How to describe Friedrich’s conceptualization of the “Ballo” first act? Imagine that, somehow, Gustavo presides over an imaginary 18th century Stockholm which every year has a Gay Pride parade. Then conceptualize Gustavo, Oscar and all of the men of the chorus in the first scene cavorting on one of the parade’s floats. Next, think of Ulrica (Madame Arvidson) and all of the women of the chorus in the second scene, having a float for their own cavorting. Then imagine that Gay Pride day has come to an end and everyone of whatever orientation goes about their regular business for the rest of the Opera.
Many persons who know Verdi’s opera well may be suspicious that such a spin on the opera’s libretto would not make much sense in performance, and with them I will agree. Scribe only loosely based the libretto used by Auber on the historical Swedish conspiracy and assassination. Then Verdi had to arrange to revise Scribe’s libretto to meet a more conservative generation of censors.
The resulting story-line simply does not sustain the weight of such a fantastic departure from the original story as was concocted by Friedrich. (Beyond its gratuitous disservice to Verdi’s intentions, the production reinforces stereotypes and caricatures of a social minority, many of whose members comprise a much needed part of opera audiences.)
Notes on the Production
As Scene I of the first act opens, Gustavo (Kamen Chanev) is preening before a mirror, then slips into a woman’s ball dress, and teases Oscar, who is elegantly dressed in men’s evening wear. The men of the court sit in white shirts and suspenders behind a red-lit scrim. Only Anckarström (Lado Ataneli) appears to take the affairs of state seriously. The men of the chorus prance over effeminately to join Oscar and Gustavo who plan to disguise themselves for a visit to the abode of the fortune teller, Ulrica.
[Below: the courtiers (men of the Deutsche Oper Berlin chorus) don costumes for their visit to a fortune teller to the dismay of Count Anckarström (here, Etienne Dupuis, far left) and the delight of King Gustavo (Juan Jose de Leon, center right); edited image, based on a Marcus Lieberenz photograph for the Deutsche Oper Berlin.]
The fortune teller’s abode is filled with women dressed in lingerie who, to Ulrica’s incantations, are engaged in sexual embraces and illicit contact. The most prominent stage furnishings are tall rectangular forms (a form repeated in the next scene as the even taller rectangular gibbet) that seem to represent small rooms or cubicles intended for sexual encounters or perhaps the windows of live “peep shows”.

● **Request 1**: Write out the listing from its start through the line containing "bell-off-icon xyxy=(180,40,206,67)", including both the first line and that line.

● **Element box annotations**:
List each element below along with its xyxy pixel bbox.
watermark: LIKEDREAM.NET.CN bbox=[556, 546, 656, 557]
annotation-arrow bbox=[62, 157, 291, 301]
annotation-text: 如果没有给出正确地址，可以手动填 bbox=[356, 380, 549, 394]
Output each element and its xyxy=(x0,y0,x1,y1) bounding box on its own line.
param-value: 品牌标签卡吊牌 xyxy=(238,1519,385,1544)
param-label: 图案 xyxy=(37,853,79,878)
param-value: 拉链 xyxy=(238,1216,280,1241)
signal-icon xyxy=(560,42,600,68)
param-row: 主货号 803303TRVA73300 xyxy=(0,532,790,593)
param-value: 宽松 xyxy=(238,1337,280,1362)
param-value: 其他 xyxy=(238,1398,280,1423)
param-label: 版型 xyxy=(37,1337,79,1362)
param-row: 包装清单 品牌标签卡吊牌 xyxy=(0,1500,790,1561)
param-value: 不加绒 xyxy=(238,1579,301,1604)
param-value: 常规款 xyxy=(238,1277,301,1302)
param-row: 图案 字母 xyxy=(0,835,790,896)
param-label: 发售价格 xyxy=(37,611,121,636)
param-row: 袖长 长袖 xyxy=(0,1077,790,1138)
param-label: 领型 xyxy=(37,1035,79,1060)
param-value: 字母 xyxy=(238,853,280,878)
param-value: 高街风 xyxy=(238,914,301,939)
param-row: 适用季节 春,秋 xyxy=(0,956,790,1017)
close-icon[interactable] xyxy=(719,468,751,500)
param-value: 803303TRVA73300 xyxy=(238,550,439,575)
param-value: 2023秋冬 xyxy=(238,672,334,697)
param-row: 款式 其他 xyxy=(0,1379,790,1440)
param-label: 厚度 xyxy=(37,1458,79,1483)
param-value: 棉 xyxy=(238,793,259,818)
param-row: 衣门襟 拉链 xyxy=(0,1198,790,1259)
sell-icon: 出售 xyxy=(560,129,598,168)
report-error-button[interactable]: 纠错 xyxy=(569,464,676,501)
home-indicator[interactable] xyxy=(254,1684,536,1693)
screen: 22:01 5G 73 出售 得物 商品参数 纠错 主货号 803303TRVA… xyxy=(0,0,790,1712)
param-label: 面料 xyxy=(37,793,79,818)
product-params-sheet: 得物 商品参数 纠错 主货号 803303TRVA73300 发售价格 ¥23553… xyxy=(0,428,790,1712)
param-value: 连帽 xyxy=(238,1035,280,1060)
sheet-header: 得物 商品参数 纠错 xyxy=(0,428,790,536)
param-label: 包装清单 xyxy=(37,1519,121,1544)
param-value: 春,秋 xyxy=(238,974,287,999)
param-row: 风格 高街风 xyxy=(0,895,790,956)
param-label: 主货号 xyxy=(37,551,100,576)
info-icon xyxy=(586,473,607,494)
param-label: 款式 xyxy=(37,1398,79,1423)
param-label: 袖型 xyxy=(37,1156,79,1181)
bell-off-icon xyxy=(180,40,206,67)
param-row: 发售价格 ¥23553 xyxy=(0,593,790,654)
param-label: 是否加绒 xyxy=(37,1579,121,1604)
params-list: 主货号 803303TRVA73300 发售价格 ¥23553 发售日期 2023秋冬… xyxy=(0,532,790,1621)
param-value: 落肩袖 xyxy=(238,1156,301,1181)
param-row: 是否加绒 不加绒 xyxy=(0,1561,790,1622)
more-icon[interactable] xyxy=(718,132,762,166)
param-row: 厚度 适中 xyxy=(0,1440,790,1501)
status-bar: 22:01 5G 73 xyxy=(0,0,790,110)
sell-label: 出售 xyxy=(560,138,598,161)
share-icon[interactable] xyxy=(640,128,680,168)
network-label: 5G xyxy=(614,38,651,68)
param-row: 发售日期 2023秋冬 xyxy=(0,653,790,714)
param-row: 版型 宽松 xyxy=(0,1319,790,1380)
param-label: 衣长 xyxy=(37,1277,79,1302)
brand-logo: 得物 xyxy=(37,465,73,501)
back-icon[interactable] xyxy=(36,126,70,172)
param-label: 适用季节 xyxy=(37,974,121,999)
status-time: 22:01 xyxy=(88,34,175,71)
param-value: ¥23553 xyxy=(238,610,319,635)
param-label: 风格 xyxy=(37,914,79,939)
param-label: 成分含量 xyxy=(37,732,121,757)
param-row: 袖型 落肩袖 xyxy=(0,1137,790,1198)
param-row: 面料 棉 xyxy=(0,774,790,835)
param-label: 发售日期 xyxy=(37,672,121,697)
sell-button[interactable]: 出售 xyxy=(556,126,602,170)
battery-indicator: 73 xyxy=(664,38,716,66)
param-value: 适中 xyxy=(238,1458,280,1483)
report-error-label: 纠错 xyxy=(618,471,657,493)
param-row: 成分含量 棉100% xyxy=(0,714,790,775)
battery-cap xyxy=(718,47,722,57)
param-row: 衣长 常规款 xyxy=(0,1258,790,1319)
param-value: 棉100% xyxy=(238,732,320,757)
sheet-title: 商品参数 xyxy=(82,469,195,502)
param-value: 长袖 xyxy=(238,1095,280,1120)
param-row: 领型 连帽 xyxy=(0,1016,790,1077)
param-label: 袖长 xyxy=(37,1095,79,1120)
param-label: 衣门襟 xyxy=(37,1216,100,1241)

● **Request 2**: Continue the opera review from the point where it stops.

● **Written answer 1**:
List each element below along with its xyxy pixel bbox.
watermark: LIKEDREAM.NET.CN bbox=[556, 546, 656, 557]
annotation-arrow bbox=[62, 157, 291, 301]
annotation-text: 如果没有给出正确地址，可以手动填 bbox=[356, 380, 549, 394]
Output each element and its xyxy=(x0,y0,x1,y1) bounding box on its own line.
param-value: 品牌标签卡吊牌 xyxy=(238,1519,385,1544)
param-label: 图案 xyxy=(37,853,79,878)
param-value: 拉链 xyxy=(238,1216,280,1241)
signal-icon xyxy=(560,42,600,68)
param-row: 主货号 803303TRVA73300 xyxy=(0,532,790,593)
param-value: 宽松 xyxy=(238,1337,280,1362)
param-value: 其他 xyxy=(238,1398,280,1423)
param-label: 版型 xyxy=(37,1337,79,1362)
param-row: 包装清单 品牌标签卡吊牌 xyxy=(0,1500,790,1561)
param-value: 不加绒 xyxy=(238,1579,301,1604)
param-value: 常规款 xyxy=(238,1277,301,1302)
param-row: 图案 字母 xyxy=(0,835,790,896)
param-label: 发售价格 xyxy=(37,611,121,636)
param-row: 袖长 长袖 xyxy=(0,1077,790,1138)
param-label: 领型 xyxy=(37,1035,79,1060)
param-value: 字母 xyxy=(238,853,280,878)
param-value: 高街风 xyxy=(238,914,301,939)
param-row: 适用季节 春,秋 xyxy=(0,956,790,1017)
close-icon[interactable] xyxy=(719,468,751,500)
param-value: 803303TRVA73300 xyxy=(238,550,439,575)
param-value: 2023秋冬 xyxy=(238,672,334,697)
param-row: 款式 其他 xyxy=(0,1379,790,1440)
param-label: 厚度 xyxy=(37,1458,79,1483)
param-value: 棉 xyxy=(238,793,259,818)
param-row: 衣门襟 拉链 xyxy=(0,1198,790,1259)
sell-icon: 出售 xyxy=(560,129,598,168)
report-error-button[interactable]: 纠错 xyxy=(569,464,676,501)
home-indicator[interactable] xyxy=(254,1684,536,1693)
screen: 22:01 5G 73 出售 得物 商品参数 纠错 主货号 803303TRVA… xyxy=(0,0,790,1712)
param-label: 面料 xyxy=(37,793,79,818)
product-params-sheet: 得物 商品参数 纠错 主货号 803303TRVA73300 发售价格 ¥23553… xyxy=(0,428,790,1712)
param-value: 连帽 xyxy=(238,1035,280,1060)
sheet-header: 得物 商品参数 纠错 xyxy=(0,428,790,536)
param-label: 包装清单 xyxy=(37,1519,121,1544)
param-value: 春,秋 xyxy=(238,974,287,999)
param-row: 风格 高街风 xyxy=(0,895,790,956)
param-label: 主货号 xyxy=(37,551,100,576)
info-icon xyxy=(586,473,607,494)
param-label: 款式 xyxy=(37,1398,79,1423)
param-label: 袖型 xyxy=(37,1156,79,1181)
bell-off-icon xyxy=(180,40,206,67)

● **Written answer 2**:
Christian, a sailor who seems to prefer to spend his liberty among predatory Lesbians, is pawed by some of them. When a messenger of Amelia arrives requesting a private audience for his mistress, Ulrica clears the room (although Gustavo hides in a place where he can observe what happens next).
Amelia arrives in a traveling coach carried on the shoulders of four of her henchmen, and, overheard by Gustavo, obtains the information from Ulrica on the herb she is to gather at the gibbet. (In an obvious departure from the director’s intentions, as Amelia is carried offstage, the henchmen lose their balance and jostle Senora Marambio, who, riding in the coach on their shoulders, surely believed for a moment she would be falling sideways onto the stage floor.)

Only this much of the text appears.